• _Task to complete_
You are to retype all of the data exactly as it appears.

[Dataset entries]
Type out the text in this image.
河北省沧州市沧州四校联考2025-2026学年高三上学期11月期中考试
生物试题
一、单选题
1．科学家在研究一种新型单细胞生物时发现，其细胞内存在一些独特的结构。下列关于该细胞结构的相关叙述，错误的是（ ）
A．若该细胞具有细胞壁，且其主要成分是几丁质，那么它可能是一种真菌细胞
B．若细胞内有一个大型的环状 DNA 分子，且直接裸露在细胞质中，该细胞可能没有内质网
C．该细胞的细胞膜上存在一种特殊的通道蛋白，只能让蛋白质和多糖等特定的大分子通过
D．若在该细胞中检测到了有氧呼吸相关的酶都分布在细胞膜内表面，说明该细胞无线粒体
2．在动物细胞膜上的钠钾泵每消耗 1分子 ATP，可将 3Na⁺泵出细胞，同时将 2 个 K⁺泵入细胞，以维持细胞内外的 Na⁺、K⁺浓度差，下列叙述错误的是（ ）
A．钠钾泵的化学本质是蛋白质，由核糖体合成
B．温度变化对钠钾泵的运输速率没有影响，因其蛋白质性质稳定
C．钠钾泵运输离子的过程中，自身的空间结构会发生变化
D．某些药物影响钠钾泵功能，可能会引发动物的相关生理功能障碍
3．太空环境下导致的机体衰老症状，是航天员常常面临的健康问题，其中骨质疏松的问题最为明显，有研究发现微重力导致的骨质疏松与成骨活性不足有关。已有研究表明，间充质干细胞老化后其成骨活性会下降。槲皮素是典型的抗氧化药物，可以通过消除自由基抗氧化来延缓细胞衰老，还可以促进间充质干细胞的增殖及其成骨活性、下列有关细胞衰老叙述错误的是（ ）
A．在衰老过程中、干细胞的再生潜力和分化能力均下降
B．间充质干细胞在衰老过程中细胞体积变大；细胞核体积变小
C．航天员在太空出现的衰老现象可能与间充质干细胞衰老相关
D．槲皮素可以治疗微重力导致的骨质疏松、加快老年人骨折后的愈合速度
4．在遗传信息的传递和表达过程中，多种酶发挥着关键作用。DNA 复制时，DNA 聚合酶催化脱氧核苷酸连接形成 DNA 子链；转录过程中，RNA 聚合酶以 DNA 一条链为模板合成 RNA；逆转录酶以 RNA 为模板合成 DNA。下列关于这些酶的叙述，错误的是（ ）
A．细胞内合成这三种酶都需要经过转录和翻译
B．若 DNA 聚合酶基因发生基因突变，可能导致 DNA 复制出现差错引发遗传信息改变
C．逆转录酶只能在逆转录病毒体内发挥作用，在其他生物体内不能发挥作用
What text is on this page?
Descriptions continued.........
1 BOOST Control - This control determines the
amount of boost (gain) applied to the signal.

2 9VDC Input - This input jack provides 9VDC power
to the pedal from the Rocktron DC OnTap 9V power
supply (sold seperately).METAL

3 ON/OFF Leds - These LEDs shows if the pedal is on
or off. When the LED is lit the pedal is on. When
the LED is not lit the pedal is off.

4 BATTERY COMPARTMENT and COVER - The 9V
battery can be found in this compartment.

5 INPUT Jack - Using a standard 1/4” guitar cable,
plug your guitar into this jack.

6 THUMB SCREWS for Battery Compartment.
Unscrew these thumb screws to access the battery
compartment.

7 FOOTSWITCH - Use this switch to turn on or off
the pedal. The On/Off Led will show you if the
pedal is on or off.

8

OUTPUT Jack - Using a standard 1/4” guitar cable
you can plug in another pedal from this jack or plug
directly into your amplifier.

• _Exercise result_
Type out the text in this image.
河北省沧州市沧州四校联考2025-2026学年高三上学期11月期中考试
生物试题
一、单选题
1．科学家在研究一种新型单细胞生物时发现，其细胞内存在一些独特的结构。下列关于该细胞结构的相关叙述，错误的是（ ）
A．若该细胞具有细胞壁，且其主要成分是几丁质，那么它可能是一种真菌细胞
B．若细胞内有一个大型的环状 DNA 分子，且直接裸露在细胞质中，该细胞可能没有内质网
C．该细胞的细胞膜上存在一种特殊的通道蛋白，只能让蛋白质和多糖等特定的大分子通过
D．若在该细胞中检测到了有氧呼吸相关的酶都分布在细胞膜内表面，说明该细胞无线粒体
2．在动物细胞膜上的钠钾泵每消耗 1分子 ATP，可将 3Na⁺泵出细胞，同时将 2 个 K⁺泵入细胞，以维持细胞内外的 Na⁺、K⁺浓度差，下列叙述错误的是（ ）
A．钠钾泵的化学本质是蛋白质，由核糖体合成
B．温度变化对钠钾泵的运输速率没有影响，因其蛋白质性质稳定
C．钠钾泵运输离子的过程中，自身的空间结构会发生变化
D．某些药物影响钠钾泵功能，可能会引发动物的相关生理功能障碍
3．太空环境下导致的机体衰老症状，是航天员常常面临的健康问题，其中骨质疏松的问题最为明显，有研究发现微重力导致的骨质疏松与成骨活性不足有关。已有研究表明，间充质干细胞老化后其成骨活性会下降。槲皮素是典型的抗氧化药物，可以通过消除自由基抗氧化来延缓细胞衰老，还可以促进间充质干细胞的增殖及其成骨活性、下列有关细胞衰老叙述错误的是（ ）
A．在衰老过程中、干细胞的再生潜力和分化能力均下降
B．间充质干细胞在衰老过程中细胞体积变大；细胞核体积变小
C．航天员在太空出现的衰老现象可能与间充质干细胞衰老相关
D．槲皮素可以治疗微重力导致的骨质疏松、加快老年人骨折后的愈合速度
4．在遗传信息的传递和表达过程中，多种酶发挥着关键作用。DNA 复制时，DNA 聚合酶催化脱氧核苷酸连接形成 DNA 子链；转录过程中，RNA 聚合酶以 DNA 一条链为模板合成 RNA；逆转录酶以 RNA 为模板合成 DNA。下列关于这些酶的叙述，错误的是（ ）
A．细胞内合成这三种酶都需要经过转录和翻译
B．若 DNA 聚合酶基因发生基因突变，可能导致 DNA 复制出现差错引发遗传信息改变
C．逆转录酶只能在逆转录病毒体内发挥作用，在其他生物体内不能发挥作用
What text is on this page?
Descriptions continued.........
1 BOOST Control - This control determines the
amount of boost (gain) applied to the signal.

2 9VDC Input - This input jack provides 9VDC power
to the pedal from the Rocktron DC OnTap 9V power
supply (sold seperately).METAL

3 ON/OFF Leds - These LEDs shows if the pedal is on
or off. When the LED is lit the pedal is on. When
the LED is not lit the pedal is off.

4 BATTERY COMPARTMENT and COVER - The 9V
battery can be found in this compartment.

5 INPUT Jack - Using a standard 1/4” guitar cable,
plug your guitar into this jack.

6 THUMB SCREWS for Battery Compartment.
Unscrew these thumb screws to access the battery
compartment.

7 FOOTSWITCH - Use this switch to turn on or off
the pedal. The On/Off Led will show you if the
pedal is on or off.

8

OUTPUT Jack - Using a standard 1/4” guitar cable
you can plug in another pedal from this jack or plug
directly into your amplifier.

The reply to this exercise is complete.